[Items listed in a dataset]
_ _ _ _ _

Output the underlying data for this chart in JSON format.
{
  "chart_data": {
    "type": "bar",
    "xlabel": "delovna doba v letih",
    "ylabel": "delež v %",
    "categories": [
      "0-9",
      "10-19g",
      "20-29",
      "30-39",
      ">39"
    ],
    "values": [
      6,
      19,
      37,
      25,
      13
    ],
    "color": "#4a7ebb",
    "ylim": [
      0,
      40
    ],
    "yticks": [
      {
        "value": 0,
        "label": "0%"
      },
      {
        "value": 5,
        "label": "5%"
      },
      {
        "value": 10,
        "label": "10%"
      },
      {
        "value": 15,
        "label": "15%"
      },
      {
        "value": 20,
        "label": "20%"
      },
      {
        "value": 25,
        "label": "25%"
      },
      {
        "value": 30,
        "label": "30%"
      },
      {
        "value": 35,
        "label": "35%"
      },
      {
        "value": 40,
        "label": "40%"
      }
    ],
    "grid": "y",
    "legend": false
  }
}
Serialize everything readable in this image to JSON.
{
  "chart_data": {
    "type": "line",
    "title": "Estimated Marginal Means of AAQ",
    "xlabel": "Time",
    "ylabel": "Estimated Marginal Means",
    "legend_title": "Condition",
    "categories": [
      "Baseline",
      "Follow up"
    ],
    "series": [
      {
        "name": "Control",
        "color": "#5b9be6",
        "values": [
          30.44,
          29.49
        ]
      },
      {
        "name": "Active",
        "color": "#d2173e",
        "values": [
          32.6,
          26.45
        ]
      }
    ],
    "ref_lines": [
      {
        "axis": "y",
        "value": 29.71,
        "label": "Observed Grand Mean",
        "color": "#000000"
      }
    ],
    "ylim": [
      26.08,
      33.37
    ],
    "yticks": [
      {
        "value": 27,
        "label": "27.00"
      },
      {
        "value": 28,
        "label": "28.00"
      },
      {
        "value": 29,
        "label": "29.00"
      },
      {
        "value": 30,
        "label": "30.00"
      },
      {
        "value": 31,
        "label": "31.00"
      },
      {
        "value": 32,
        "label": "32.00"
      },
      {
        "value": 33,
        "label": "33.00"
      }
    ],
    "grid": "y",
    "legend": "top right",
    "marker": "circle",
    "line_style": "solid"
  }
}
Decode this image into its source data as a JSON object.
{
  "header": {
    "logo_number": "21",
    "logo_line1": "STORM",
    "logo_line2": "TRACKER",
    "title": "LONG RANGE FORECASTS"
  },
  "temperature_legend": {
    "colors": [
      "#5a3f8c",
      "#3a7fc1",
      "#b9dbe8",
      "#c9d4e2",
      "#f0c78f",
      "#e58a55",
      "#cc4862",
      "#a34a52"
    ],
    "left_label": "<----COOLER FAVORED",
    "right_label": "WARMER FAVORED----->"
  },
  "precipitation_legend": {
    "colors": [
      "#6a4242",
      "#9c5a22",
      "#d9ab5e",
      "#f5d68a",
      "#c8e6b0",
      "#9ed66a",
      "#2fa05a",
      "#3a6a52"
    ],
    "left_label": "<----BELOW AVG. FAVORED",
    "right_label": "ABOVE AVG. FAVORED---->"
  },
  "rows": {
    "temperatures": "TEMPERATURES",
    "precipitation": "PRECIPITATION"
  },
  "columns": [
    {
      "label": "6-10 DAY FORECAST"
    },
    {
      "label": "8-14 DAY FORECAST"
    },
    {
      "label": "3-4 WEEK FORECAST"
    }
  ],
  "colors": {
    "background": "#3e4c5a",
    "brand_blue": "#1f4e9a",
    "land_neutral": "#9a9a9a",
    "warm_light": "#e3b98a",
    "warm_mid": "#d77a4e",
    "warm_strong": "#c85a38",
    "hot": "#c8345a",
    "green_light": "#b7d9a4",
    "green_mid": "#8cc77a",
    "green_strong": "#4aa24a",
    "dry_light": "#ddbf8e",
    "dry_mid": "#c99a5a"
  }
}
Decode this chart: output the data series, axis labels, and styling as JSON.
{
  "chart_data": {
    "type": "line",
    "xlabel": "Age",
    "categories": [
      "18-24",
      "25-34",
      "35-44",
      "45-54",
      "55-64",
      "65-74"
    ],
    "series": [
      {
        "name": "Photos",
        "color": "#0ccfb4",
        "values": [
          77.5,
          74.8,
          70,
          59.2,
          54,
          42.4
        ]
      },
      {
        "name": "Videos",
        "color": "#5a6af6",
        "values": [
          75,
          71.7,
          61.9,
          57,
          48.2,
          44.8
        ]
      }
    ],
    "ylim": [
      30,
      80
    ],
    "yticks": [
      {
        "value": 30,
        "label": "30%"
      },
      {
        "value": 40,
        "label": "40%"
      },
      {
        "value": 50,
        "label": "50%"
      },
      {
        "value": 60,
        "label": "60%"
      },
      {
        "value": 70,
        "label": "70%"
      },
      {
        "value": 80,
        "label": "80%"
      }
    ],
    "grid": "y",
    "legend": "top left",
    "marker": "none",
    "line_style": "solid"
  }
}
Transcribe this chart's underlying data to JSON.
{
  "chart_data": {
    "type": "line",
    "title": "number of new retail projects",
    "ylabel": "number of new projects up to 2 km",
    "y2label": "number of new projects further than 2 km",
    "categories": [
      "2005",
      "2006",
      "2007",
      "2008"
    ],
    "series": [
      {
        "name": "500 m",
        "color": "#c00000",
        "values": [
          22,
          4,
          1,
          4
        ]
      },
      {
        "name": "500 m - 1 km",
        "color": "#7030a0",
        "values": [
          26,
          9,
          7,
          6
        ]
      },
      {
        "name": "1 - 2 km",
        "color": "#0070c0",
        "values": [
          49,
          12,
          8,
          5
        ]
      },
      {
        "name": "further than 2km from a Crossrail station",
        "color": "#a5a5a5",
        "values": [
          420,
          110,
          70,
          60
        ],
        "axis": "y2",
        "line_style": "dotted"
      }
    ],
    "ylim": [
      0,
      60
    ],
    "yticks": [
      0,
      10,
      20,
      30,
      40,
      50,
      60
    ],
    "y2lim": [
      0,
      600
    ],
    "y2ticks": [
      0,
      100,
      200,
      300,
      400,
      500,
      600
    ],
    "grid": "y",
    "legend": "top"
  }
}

_ _ _ _ _

» BRIEF: Above is a listing; report how many of its lines include the word "xlabel", giving the number only.

» SOLUTION TO THIS EXERCISE: 3